● The problem
Search the records that follow and extract every line containing the string "edges".

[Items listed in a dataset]
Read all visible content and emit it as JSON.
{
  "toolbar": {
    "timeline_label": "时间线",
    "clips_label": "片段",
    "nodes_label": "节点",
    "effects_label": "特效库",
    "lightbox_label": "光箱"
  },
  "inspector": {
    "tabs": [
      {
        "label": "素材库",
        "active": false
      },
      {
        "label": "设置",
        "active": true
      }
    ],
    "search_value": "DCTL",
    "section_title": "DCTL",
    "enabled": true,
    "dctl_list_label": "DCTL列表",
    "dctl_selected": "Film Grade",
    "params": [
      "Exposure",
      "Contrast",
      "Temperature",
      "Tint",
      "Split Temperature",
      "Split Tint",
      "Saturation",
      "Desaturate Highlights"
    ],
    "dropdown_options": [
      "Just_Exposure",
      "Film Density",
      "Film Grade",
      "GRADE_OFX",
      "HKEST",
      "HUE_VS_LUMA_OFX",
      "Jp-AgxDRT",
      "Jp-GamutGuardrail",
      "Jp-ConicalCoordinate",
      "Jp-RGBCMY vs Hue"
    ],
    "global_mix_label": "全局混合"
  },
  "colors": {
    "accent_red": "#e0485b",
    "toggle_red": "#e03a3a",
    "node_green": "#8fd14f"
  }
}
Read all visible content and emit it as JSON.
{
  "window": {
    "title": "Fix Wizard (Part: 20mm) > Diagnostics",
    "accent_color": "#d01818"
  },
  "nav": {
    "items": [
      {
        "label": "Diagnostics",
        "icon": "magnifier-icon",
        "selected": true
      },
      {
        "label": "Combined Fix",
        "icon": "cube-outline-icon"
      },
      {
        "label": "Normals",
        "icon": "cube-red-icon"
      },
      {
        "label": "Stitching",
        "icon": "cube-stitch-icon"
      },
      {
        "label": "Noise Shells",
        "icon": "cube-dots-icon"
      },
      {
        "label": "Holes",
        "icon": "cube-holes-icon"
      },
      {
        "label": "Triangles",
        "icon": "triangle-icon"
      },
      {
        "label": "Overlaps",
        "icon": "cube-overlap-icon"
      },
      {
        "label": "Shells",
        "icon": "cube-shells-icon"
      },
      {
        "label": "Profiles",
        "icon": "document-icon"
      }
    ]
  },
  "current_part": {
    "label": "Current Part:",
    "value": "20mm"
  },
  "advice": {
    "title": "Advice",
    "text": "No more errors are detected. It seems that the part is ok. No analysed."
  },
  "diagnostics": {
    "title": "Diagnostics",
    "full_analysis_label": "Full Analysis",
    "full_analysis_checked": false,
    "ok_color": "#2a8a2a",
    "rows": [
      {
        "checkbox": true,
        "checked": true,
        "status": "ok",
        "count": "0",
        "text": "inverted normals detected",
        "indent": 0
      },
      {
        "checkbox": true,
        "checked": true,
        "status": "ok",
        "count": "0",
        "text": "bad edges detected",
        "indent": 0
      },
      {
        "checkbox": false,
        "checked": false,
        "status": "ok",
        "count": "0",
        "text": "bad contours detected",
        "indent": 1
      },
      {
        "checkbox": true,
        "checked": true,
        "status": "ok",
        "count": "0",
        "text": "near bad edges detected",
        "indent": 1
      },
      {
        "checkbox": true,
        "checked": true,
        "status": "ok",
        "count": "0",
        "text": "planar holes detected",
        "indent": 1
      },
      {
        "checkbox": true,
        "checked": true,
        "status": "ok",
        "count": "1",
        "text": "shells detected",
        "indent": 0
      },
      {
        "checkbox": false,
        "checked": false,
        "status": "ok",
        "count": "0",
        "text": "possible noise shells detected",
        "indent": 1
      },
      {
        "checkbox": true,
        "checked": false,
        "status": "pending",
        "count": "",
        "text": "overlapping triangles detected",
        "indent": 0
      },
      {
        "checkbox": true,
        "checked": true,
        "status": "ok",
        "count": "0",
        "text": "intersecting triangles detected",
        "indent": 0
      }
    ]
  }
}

● Exercise response
        "text": "bad edges detected",
        "text": "near bad edges detected",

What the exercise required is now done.